> _TO DO_: Quote the records beneath, complete and exact. Leave out images.

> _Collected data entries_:
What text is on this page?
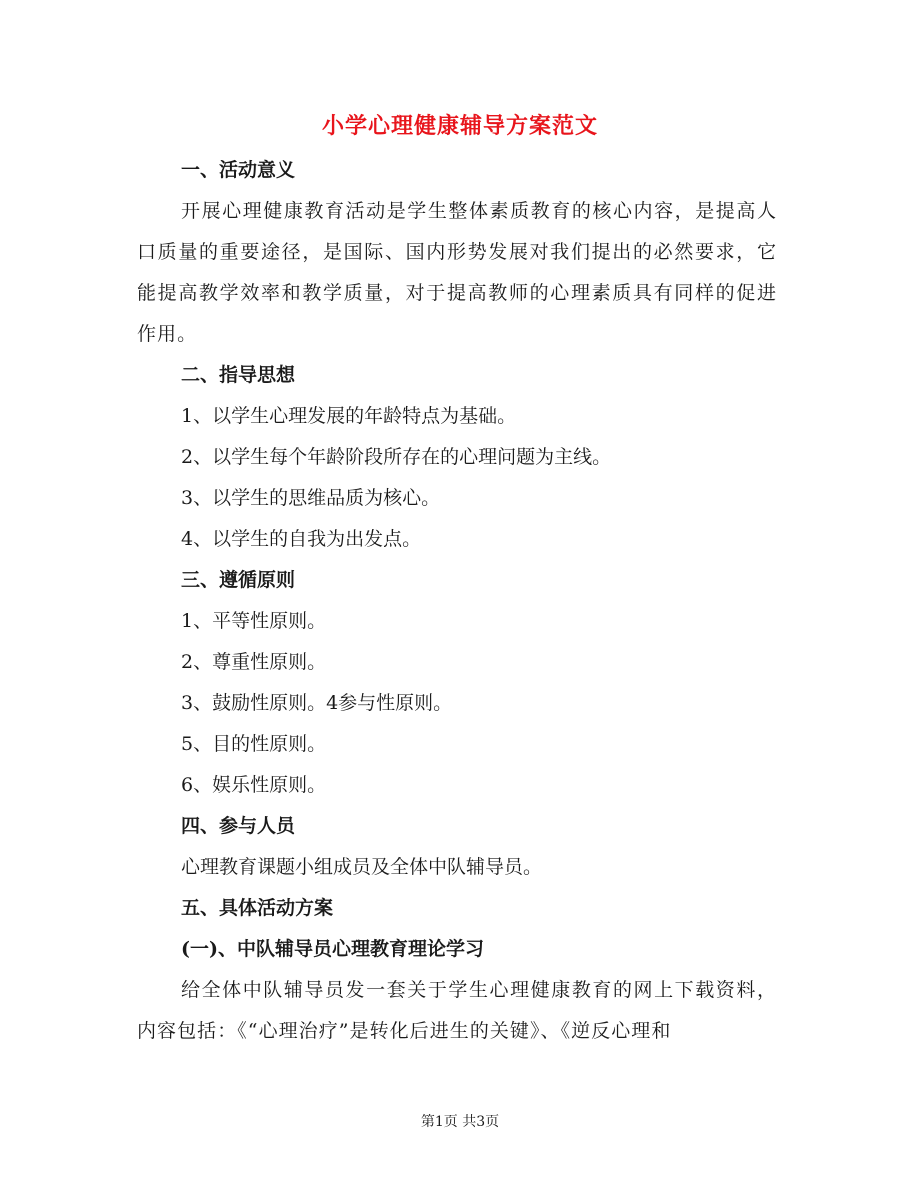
小学心理健康辅导方案范文

一、活动意义

开展心理健康教育活动是学生整体素质教育的核心内容，是提高人口质量的重要途径，是国际、国内形势发展对我们提出的必然要求，它能提高教学效率和教学质量，对于提高教师的心理素质具有同样的促进作用。

二、指导思想

1、以学生心理发展的年龄特点为基础。

2、以学生每个年龄阶段所存在的心理问题为主线。

3、以学生的思维品质为核心。

4、以学生的自我为出发点。

三、遵循原则

1、平等性原则。

2、尊重性原则。

3、鼓励性原则。4参与性原则。

5、目的性原则。

6、娱乐性原则。

四、参与人员

心理教育课题小组成员及全体中队辅导员。

五、具体活动方案

(一)、中队辅导员心理教育理论学习

给全体中队辅导员发一套关于学生心理健康教育的网上下载资料，内容包括：《“心理治疗”是转化后进生的关键》、《逆反心理和

第1页 共3页
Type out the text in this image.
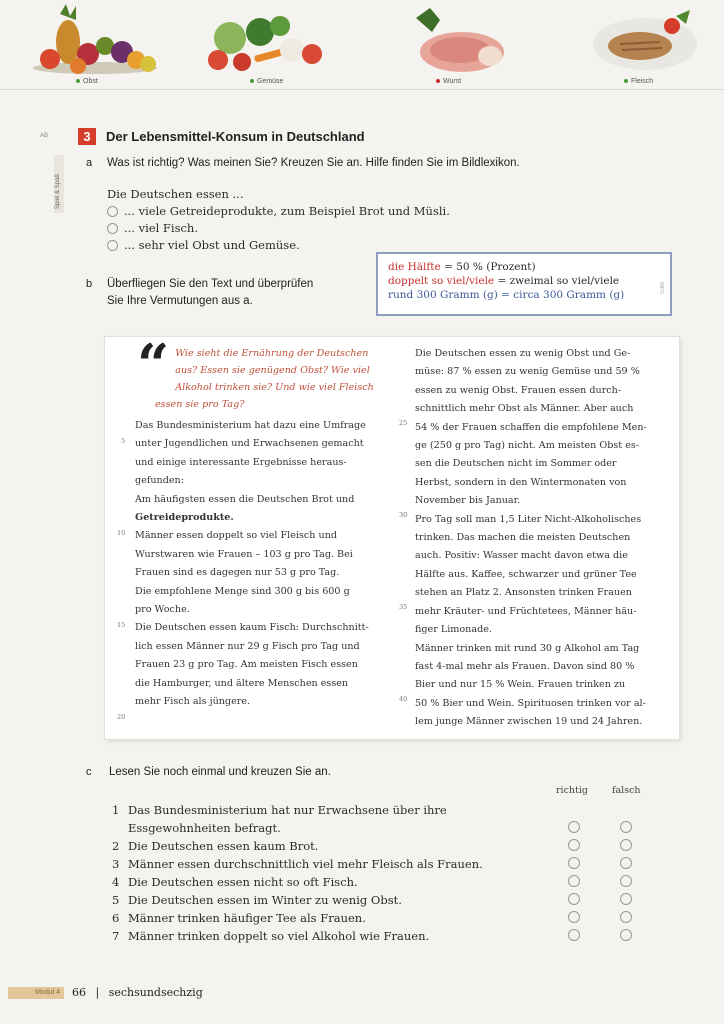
Obst	Gemüse	Wurst	Fleisch
AB
Spiel & Spaß
3	Der Lebensmittel-Konsum in Deutschland
a Was ist richtig? Was meinen Sie? Kreuzen Sie an. Hilfe finden Sie im Bildlexikon.
Die Deutschen essen ...
... viele Getreideprodukte, zum Beispiel Brot und Müsli.
... viel Fisch.
... sehr viel Obst und Gemüse.
b Überfliegen Sie den Text und überprüfen
Sie Ihre Vermutungen aus a.
die Hälfte = 50 % (Prozent)
doppelt so viel/viele = zweimal so viel/viele
rund 300 Gramm (g) = circa 300 Gramm (g)
INFO

“ Wie sieht die Ernährung der Deutschen aus? Essen sie genügend Obst? Wie viel Alkohol trinken sie? Und wie viel Fleisch essen sie pro Tag?

Das Bundesministerium hat dazu eine Umfrage

unter Jugendlichen und Erwachsenen gemacht

und einige interessante Ergebnisse heraus-

gefunden:

Am häufigsten essen die Deutschen Brot und

Getreideprodukte.

Männer essen doppelt so viel Fleisch und

Wurstwaren wie Frauen – 103 g pro Tag. Bei

Frauen sind es dagegen nur 53 g pro Tag.

Die empfohlene Menge sind 300 g bis 600 g

pro Woche.

Die Deutschen essen kaum Fisch: Durchschnitt-

lich essen Männer nur 29 g Fisch pro Tag und

Frauen 23 g pro Tag. Am meisten Fisch essen

die Hamburger, und ältere Menschen essen

mehr Fisch als jüngere.

5
10
15
20

Die Deutschen essen zu wenig Obst und Ge-

müse: 87 % essen zu wenig Gemüse und 59 %

essen zu wenig Obst. Frauen essen durch-

schnittlich mehr Obst als Männer. Aber auch

54 % der Frauen schaffen die empfohlene Men-

ge (250 g pro Tag) nicht. Am meisten Obst es-

sen die Deutschen nicht im Sommer oder

Herbst, sondern in den Wintermonaten von

November bis Januar.

Pro Tag soll man 1,5 Liter Nicht-Alkoholisches

trinken. Das machen die meisten Deutschen

auch. Positiv: Wasser macht davon etwa die

Hälfte aus. Kaffee, schwarzer und grüner Tee

stehen an Platz 2. Ansonsten trinken Frauen

mehr Kräuter- und Früchtetees, Männer häu-

figer Limonade.

Männer trinken mit rund 30 g Alkohol am Tag

fast 4-mal mehr als Frauen. Davon sind 80 %

Bier und nur 15 % Wein. Frauen trinken zu

50 % Bier und Wein. Spirituosen trinken vor al-

lem junge Männer zwischen 19 und 24 Jahren.

25
30
35
40
c Lesen Sie noch einmal und kreuzen Sie an.
richtig	falsch
1 Das Bundesministerium hat nur Erwachsene über ihre
Essgewohnheiten befragt.
2 Die Deutschen essen kaum Brot.
3 Männer essen durchschnittlich viel mehr Fleisch als Frauen.
4 Die Deutschen essen nicht so oft Fisch.
5 Die Deutschen essen im Winter zu wenig Obst.
6 Männer trinken häufiger Tee als Frauen.
7 Männer trinken doppelt so viel Alkohol wie Frauen.
Modul 4	66 | sechsundsechzig
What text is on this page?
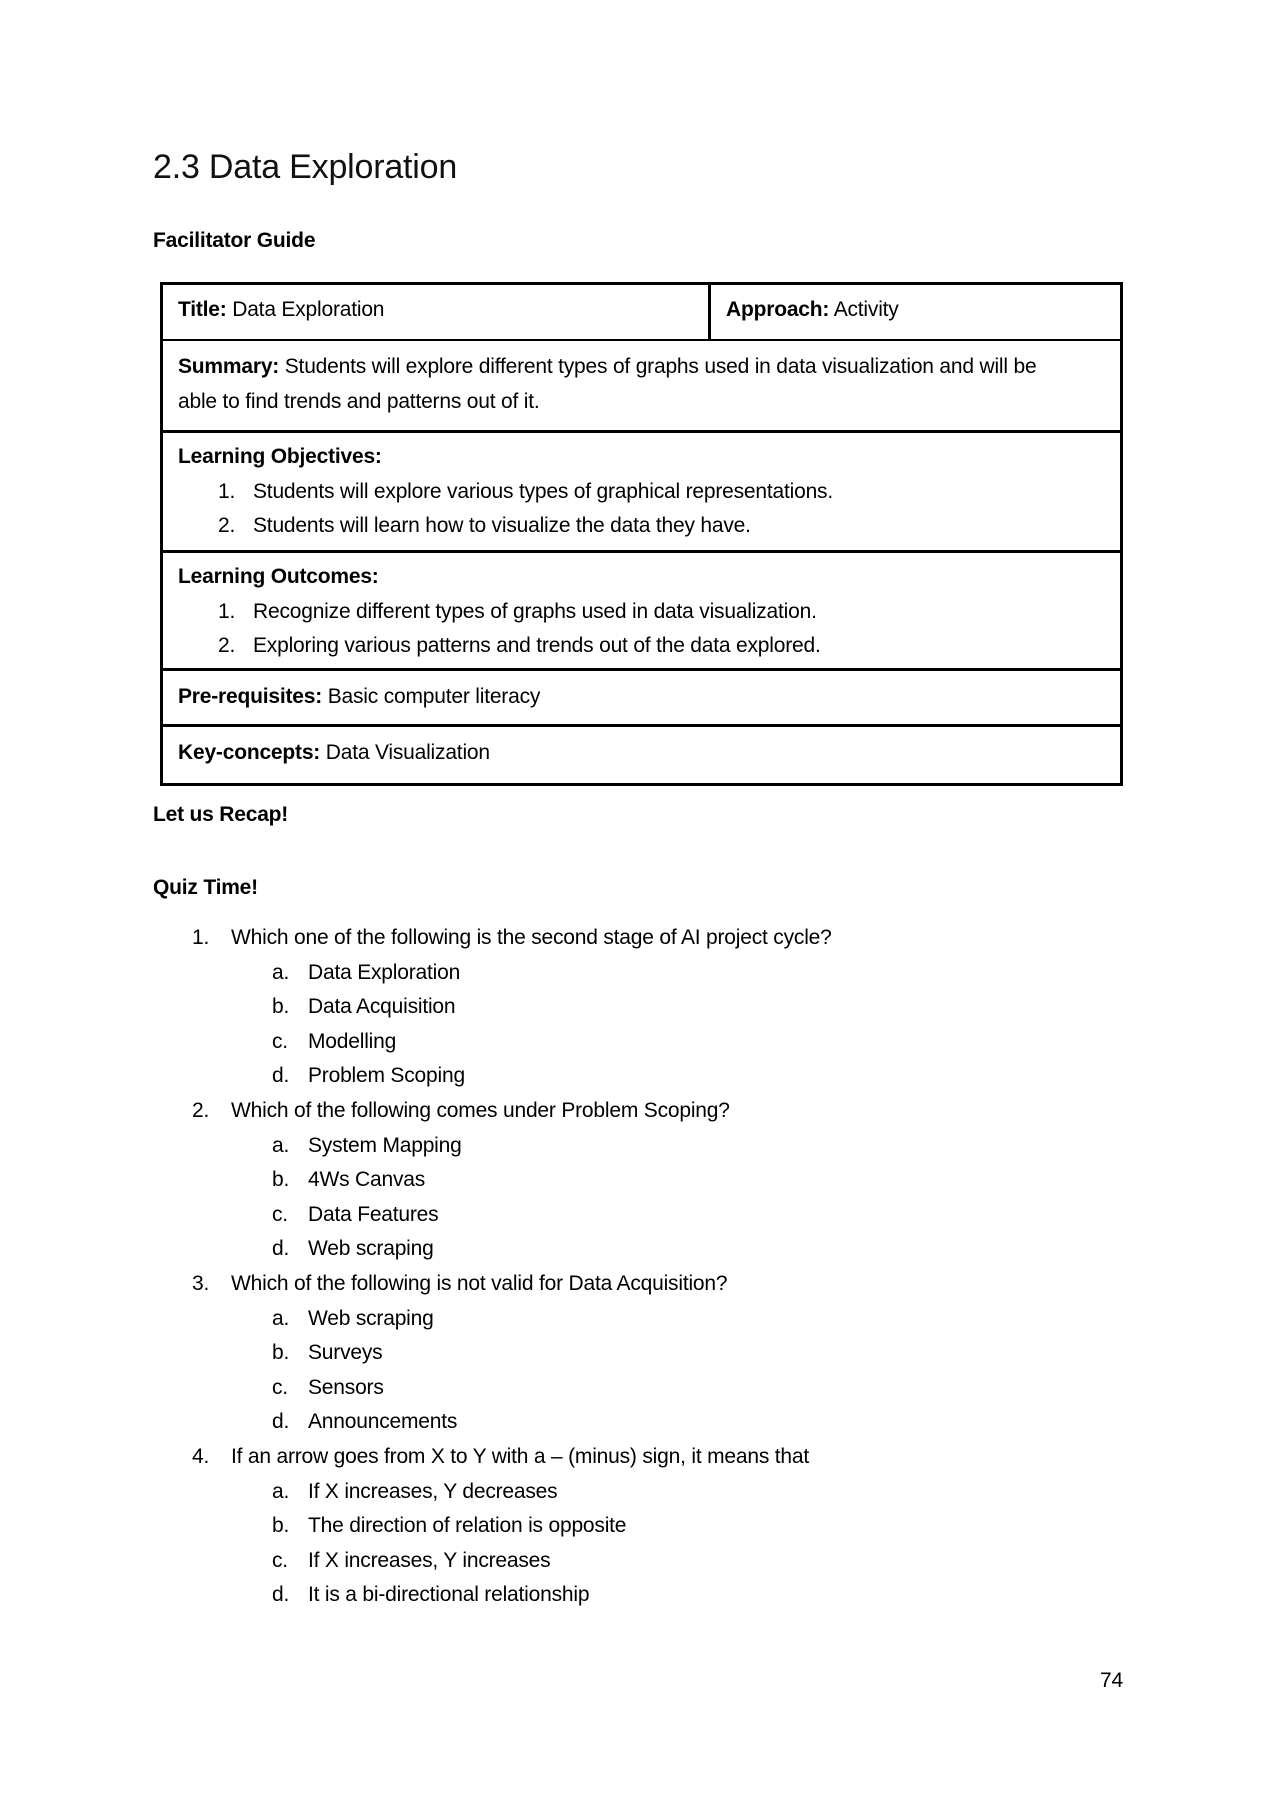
2.3 Data Exploration
Facilitator Guide
Title: Data Exploration	Approach: Activity
Summary: Students will explore different types of graphs used in data visualization and will be able to find trends and patterns out of it.
Learning Objectives:
1. Students will explore various types of graphical representations.
2. Students will learn how to visualize the data they have.
Learning Outcomes:
1. Recognize different types of graphs used in data visualization.
2. Exploring various patterns and trends out of the data explored.
Pre-requisites: Basic computer literacy
Key-concepts: Data Visualization
Let us Recap!
Quiz Time!
1. Which one of the following is the second stage of AI project cycle?
a. Data Exploration
b. Data Acquisition
c. Modelling
d. Problem Scoping
2. Which of the following comes under Problem Scoping?
a. System Mapping
b. 4Ws Canvas
c. Data Features
d. Web scraping
3. Which of the following is not valid for Data Acquisition?
a. Web scraping
b. Surveys
c. Sensors
d. Announcements
4. If an arrow goes from X to Y with a – (minus) sign, it means that
a. If X increases, Y decreases
b. The direction of relation is opposite
c. If X increases, Y increases
d. It is a bi-directional relationship
74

> _RESULT BELOW_:
What text is on this page?
小学心理健康辅导方案范文

一、活动意义

开展心理健康教育活动是学生整体素质教育的核心内容，是提高人口质量的重要途径，是国际、国内形势发展对我们提出的必然要求，它能提高教学效率和教学质量，对于提高教师的心理素质具有同样的促进作用。

二、指导思想

1、以学生心理发展的年龄特点为基础。

2、以学生每个年龄阶段所存在的心理问题为主线。

3、以学生的思维品质为核心。

4、以学生的自我为出发点。

三、遵循原则

1、平等性原则。

2、尊重性原则。

3、鼓励性原则。4参与性原则。

5、目的性原则。

6、娱乐性原则。

四、参与人员

心理教育课题小组成员及全体中队辅导员。

五、具体活动方案

(一)、中队辅导员心理教育理论学习

给全体中队辅导员发一套关于学生心理健康教育的网上下载资料，内容包括：《“心理治疗”是转化后进生的关键》、《逆反心理和

第1页 共3页
Type out the text in this image.
Obst	Gemüse	Wurst	Fleisch
AB
Spiel & Spaß
3	Der Lebensmittel-Konsum in Deutschland
a Was ist richtig? Was meinen Sie? Kreuzen Sie an. Hilfe finden Sie im Bildlexikon.
Die Deutschen essen ...
... viele Getreideprodukte, zum Beispiel Brot und Müsli.
... viel Fisch.
... sehr viel Obst und Gemüse.
b Überfliegen Sie den Text und überprüfen
Sie Ihre Vermutungen aus a.
die Hälfte = 50 % (Prozent)
doppelt so viel/viele = zweimal so viel/viele
rund 300 Gramm (g) = circa 300 Gramm (g)
INFO

“ Wie sieht die Ernährung der Deutschen aus? Essen sie genügend Obst? Wie viel Alkohol trinken sie? Und wie viel Fleisch essen sie pro Tag?

Das Bundesministerium hat dazu eine Umfrage

unter Jugendlichen und Erwachsenen gemacht

und einige interessante Ergebnisse heraus-

gefunden:

Am häufigsten essen die Deutschen Brot und

Getreideprodukte.

Männer essen doppelt so viel Fleisch und

Wurstwaren wie Frauen – 103 g pro Tag. Bei

Frauen sind es dagegen nur 53 g pro Tag.

Die empfohlene Menge sind 300 g bis 600 g

pro Woche.

Die Deutschen essen kaum Fisch: Durchschnitt-

lich essen Männer nur 29 g Fisch pro Tag und

Frauen 23 g pro Tag. Am meisten Fisch essen

die Hamburger, und ältere Menschen essen

mehr Fisch als jüngere.

5
10
15
20

Die Deutschen essen zu wenig Obst und Ge-

müse: 87 % essen zu wenig Gemüse und 59 %

essen zu wenig Obst. Frauen essen durch-

schnittlich mehr Obst als Männer. Aber auch

54 % der Frauen schaffen die empfohlene Men-

ge (250 g pro Tag) nicht. Am meisten Obst es-

sen die Deutschen nicht im Sommer oder

Herbst, sondern in den Wintermonaten von

November bis Januar.

Pro Tag soll man 1,5 Liter Nicht-Alkoholisches

trinken. Das machen die meisten Deutschen

auch. Positiv: Wasser macht davon etwa die

Hälfte aus. Kaffee, schwarzer und grüner Tee

stehen an Platz 2. Ansonsten trinken Frauen

mehr Kräuter- und Früchtetees, Männer häu-

figer Limonade.

Männer trinken mit rund 30 g Alkohol am Tag

fast 4-mal mehr als Frauen. Davon sind 80 %

Bier und nur 15 % Wein. Frauen trinken zu

50 % Bier und Wein. Spirituosen trinken vor al-

lem junge Männer zwischen 19 und 24 Jahren.

25
30
35
40
c Lesen Sie noch einmal und kreuzen Sie an.
richtig	falsch
1 Das Bundesministerium hat nur Erwachsene über ihre
Essgewohnheiten befragt.
2 Die Deutschen essen kaum Brot.
3 Männer essen durchschnittlich viel mehr Fleisch als Frauen.
4 Die Deutschen essen nicht so oft Fisch.
5 Die Deutschen essen im Winter zu wenig Obst.
6 Männer trinken häufiger Tee als Frauen.
7 Männer trinken doppelt so viel Alkohol wie Frauen.
Modul 4	66 | sechsundsechzig
What text is on this page?
2.3 Data Exploration
Facilitator Guide
Title: Data Exploration	Approach: Activity
Summary: Students will explore different types of graphs used in data visualization and will be able to find trends and patterns out of it.
Learning Objectives:
1. Students will explore various types of graphical representations.
2. Students will learn how to visualize the data they have.
Learning Outcomes:
1. Recognize different types of graphs used in data visualization.
2. Exploring various patterns and trends out of the data explored.
Pre-requisites: Basic computer literacy
Key-concepts: Data Visualization
Let us Recap!
Quiz Time!
1. Which one of the following is the second stage of AI project cycle?
a. Data Exploration
b. Data Acquisition
c. Modelling
d. Problem Scoping
2. Which of the following comes under Problem Scoping?
a. System Mapping
b. 4Ws Canvas
c. Data Features
d. Web scraping
3. Which of the following is not valid for Data Acquisition?
a. Web scraping
b. Surveys
c. Sensors
d. Announcements
4. If an arrow goes from X to Y with a – (minus) sign, it means that
a. If X increases, Y decreases
b. The direction of relation is opposite
c. If X increases, Y increases
d. It is a bi-directional relationship
74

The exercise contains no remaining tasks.